## Start Input for this task
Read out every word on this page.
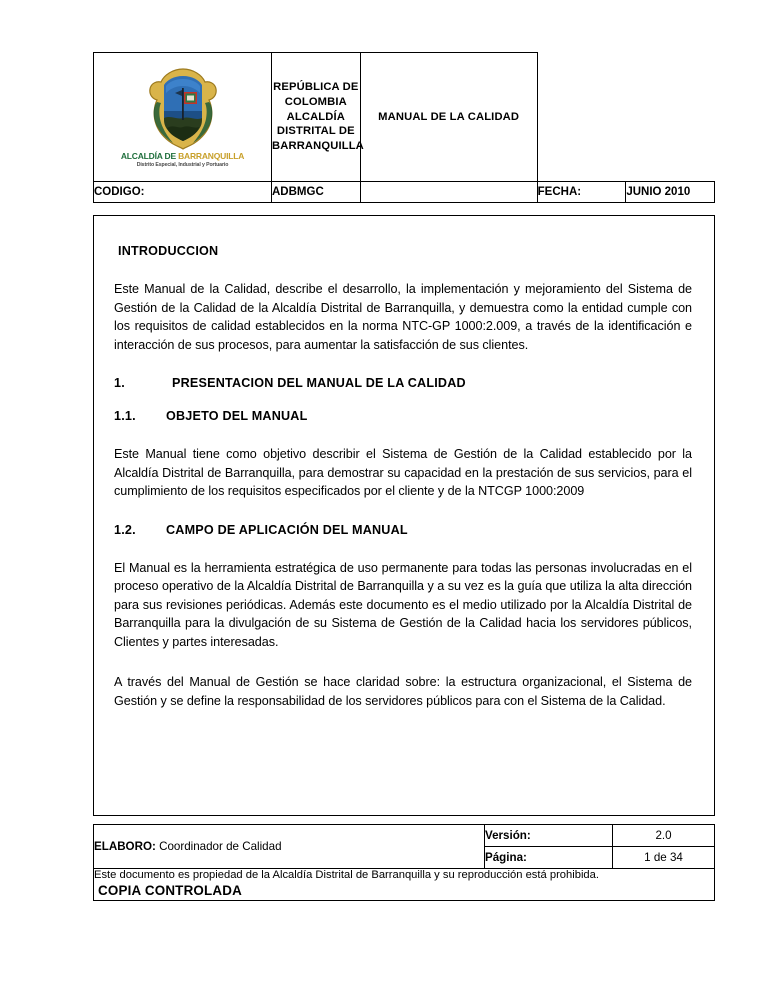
ALCALDÍA DE BARRANQUILLA
Distrito Especial, Industrial y Portuario

REPÚBLICA DE COLOMBIA
ALCALDÍA DISTRITAL DE BARRANQUILLA
	MANUAL DE LA CALIDAD
CODIGO:	ADBMGC		FECHA:	JUNIO 2010
INTRODUCCION

Este Manual de la Calidad, describe el desarrollo, la implementación y mejoramiento del Sistema de Gestión de la Calidad de la Alcaldía Distrital de Barranquilla, y demuestra como la entidad cumple con los requisitos de calidad establecidos en la norma NTC-GP 1000:2.009, a través de la identificación e interacción de sus procesos, para aumentar la satisfacción de sus clientes.

1.	PRESENTACION DEL MANUAL DE LA CALIDAD
1.1.	OBJETO DEL MANUAL

Este Manual tiene como objetivo describir el Sistema de Gestión de la Calidad establecido por la Alcaldía Distrital de Barranquilla, para demostrar su capacidad en la prestación de sus servicios, para el cumplimiento de los requisitos especificados por el cliente y de la NTCGP 1000:2009

1.2.	CAMPO DE APLICACIÓN DEL MANUAL

El Manual es la herramienta estratégica de uso permanente para todas las personas involucradas en el proceso operativo de la Alcaldía Distrital de Barranquilla y a su vez es la guía que utiliza la alta dirección para sus revisiones periódicas. Además este documento es el medio utilizado por la Alcaldía Distrital de Barranquilla para la divulgación de su Sistema de Gestión de la Calidad hacia los servidores públicos, Clientes y partes interesadas.

A través del Manual de Gestión se hace claridad sobre: la estructura organizacional, el Sistema de Gestión y se define la responsabilidad de los servidores públicos para con el Sistema de la Calidad.

ELABORO: Coordinador de Calidad	Versión:	2.0
	Página:	1 de 34

Este documento es propiedad de la Alcaldía Distrital de Barranquilla y su reproducción está prohibida.
COPIA CONTROLADA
## End Input for this task
Omit every picture, then repeat the remaining data exactly as it appears above.

Result.
Read out every word on this page.
ALCALDÍA DE BARRANQUILLA
Distrito Especial, Industrial y Portuario

REPÚBLICA DE COLOMBIA
ALCALDÍA DISTRITAL DE BARRANQUILLA
	MANUAL DE LA CALIDAD
CODIGO:	ADBMGC		FECHA:	JUNIO 2010
INTRODUCCION

Este Manual de la Calidad, describe el desarrollo, la implementación y mejoramiento del Sistema de Gestión de la Calidad de la Alcaldía Distrital de Barranquilla, y demuestra como la entidad cumple con los requisitos de calidad establecidos en la norma NTC-GP 1000:2.009, a través de la identificación e interacción de sus procesos, para aumentar la satisfacción de sus clientes.

1.	PRESENTACION DEL MANUAL DE LA CALIDAD
1.1.	OBJETO DEL MANUAL

Este Manual tiene como objetivo describir el Sistema de Gestión de la Calidad establecido por la Alcaldía Distrital de Barranquilla, para demostrar su capacidad en la prestación de sus servicios, para el cumplimiento de los requisitos especificados por el cliente y de la NTCGP 1000:2009

1.2.	CAMPO DE APLICACIÓN DEL MANUAL

El Manual es la herramienta estratégica de uso permanente para todas las personas involucradas en el proceso operativo de la Alcaldía Distrital de Barranquilla y a su vez es la guía que utiliza la alta dirección para sus revisiones periódicas. Además este documento es el medio utilizado por la Alcaldía Distrital de Barranquilla para la divulgación de su Sistema de Gestión de la Calidad hacia los servidores públicos, Clientes y partes interesadas.

A través del Manual de Gestión se hace claridad sobre: la estructura organizacional, el Sistema de Gestión y se define la responsabilidad de los servidores públicos para con el Sistema de la Calidad.

ELABORO: Coordinador de Calidad	Versión:	2.0
	Página:	1 de 34

Este documento es propiedad de la Alcaldía Distrital de Barranquilla y su reproducción está prohibida.
COPIA CONTROLADA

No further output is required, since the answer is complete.